Problem: Convert the material, from its start through the line containing "scroll-down-arrow[interactable] [291, 431, 302, 441]", into a Markdown table with the columns No. and Text, numbering each row and omitting blank lines.

──────────

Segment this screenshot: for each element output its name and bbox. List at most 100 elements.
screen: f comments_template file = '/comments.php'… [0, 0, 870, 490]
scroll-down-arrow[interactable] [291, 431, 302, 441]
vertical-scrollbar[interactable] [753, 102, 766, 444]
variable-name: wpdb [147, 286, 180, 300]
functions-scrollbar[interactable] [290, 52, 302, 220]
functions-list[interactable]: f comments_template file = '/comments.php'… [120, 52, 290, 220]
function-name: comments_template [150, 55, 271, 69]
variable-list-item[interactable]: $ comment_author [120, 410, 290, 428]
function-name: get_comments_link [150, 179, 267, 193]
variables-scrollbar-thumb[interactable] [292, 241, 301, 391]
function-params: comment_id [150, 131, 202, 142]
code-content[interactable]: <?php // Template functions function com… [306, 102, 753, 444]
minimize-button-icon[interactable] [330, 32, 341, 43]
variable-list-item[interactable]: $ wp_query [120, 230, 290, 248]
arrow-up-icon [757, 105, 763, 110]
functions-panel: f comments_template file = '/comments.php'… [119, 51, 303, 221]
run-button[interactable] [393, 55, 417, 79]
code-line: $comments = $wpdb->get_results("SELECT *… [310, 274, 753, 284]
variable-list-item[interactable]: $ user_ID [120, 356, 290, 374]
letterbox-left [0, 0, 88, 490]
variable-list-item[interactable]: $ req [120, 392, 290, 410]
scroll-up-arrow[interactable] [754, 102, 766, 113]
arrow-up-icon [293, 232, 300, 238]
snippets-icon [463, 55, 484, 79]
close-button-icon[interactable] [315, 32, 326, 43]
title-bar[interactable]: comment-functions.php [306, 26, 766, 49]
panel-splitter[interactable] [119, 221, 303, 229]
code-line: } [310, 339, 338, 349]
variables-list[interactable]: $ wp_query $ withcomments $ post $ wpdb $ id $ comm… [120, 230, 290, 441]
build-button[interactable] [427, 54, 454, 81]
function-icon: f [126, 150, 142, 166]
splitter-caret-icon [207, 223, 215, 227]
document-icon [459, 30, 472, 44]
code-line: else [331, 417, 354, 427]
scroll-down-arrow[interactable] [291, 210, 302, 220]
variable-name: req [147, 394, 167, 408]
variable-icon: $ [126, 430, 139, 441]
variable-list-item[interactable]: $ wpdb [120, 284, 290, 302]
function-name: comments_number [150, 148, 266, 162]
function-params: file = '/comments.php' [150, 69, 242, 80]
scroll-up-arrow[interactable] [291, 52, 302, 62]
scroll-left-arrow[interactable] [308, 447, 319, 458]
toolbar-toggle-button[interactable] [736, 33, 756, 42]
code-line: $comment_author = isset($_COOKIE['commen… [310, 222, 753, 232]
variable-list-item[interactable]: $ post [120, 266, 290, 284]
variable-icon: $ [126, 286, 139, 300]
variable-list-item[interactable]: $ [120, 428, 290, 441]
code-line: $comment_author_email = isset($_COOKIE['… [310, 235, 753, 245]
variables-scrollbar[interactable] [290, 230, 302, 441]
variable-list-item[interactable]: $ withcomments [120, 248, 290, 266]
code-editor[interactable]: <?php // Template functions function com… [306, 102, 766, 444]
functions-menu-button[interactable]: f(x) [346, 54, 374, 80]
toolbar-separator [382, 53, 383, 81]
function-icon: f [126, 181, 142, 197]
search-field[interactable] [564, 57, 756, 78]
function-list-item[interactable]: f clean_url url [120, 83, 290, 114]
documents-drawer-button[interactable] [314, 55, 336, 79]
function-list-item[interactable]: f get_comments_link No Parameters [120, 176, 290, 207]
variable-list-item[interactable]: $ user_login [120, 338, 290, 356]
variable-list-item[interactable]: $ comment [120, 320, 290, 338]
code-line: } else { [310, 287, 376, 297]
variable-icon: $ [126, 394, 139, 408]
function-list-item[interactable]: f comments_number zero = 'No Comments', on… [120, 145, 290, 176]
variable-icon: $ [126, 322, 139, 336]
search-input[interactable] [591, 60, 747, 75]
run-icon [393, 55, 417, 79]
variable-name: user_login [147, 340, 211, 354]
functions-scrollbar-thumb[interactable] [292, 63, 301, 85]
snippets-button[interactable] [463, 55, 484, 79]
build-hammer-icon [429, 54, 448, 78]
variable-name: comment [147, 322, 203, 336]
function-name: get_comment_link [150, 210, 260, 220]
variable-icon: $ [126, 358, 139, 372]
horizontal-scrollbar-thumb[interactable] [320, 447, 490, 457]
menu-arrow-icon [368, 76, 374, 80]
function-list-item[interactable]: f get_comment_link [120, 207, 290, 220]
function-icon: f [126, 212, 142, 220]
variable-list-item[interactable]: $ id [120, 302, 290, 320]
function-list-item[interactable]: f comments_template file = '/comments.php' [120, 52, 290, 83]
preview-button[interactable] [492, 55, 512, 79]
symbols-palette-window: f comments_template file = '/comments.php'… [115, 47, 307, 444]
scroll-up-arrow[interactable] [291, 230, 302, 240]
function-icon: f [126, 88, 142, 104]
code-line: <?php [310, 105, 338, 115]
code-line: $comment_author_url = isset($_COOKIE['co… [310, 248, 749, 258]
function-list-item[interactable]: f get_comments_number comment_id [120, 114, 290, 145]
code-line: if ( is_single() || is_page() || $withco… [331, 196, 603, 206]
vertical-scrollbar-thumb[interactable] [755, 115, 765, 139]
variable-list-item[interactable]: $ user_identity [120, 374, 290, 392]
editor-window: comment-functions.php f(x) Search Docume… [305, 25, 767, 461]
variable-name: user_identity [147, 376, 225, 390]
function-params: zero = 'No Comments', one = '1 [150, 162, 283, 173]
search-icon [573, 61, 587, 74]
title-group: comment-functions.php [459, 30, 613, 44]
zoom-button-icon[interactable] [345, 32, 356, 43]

──────────

Response below:
| No. | Text |
|---|---|
| 1 | Segment this screenshot: for each element output its name and bbox. List at most 100 elements. |
| 2 | screen: f comments_template file = '/comments.php'… [0, 0, 870, 490] |
| 3 | scroll-down-arrow[interactable] [291, 431, 302, 441] |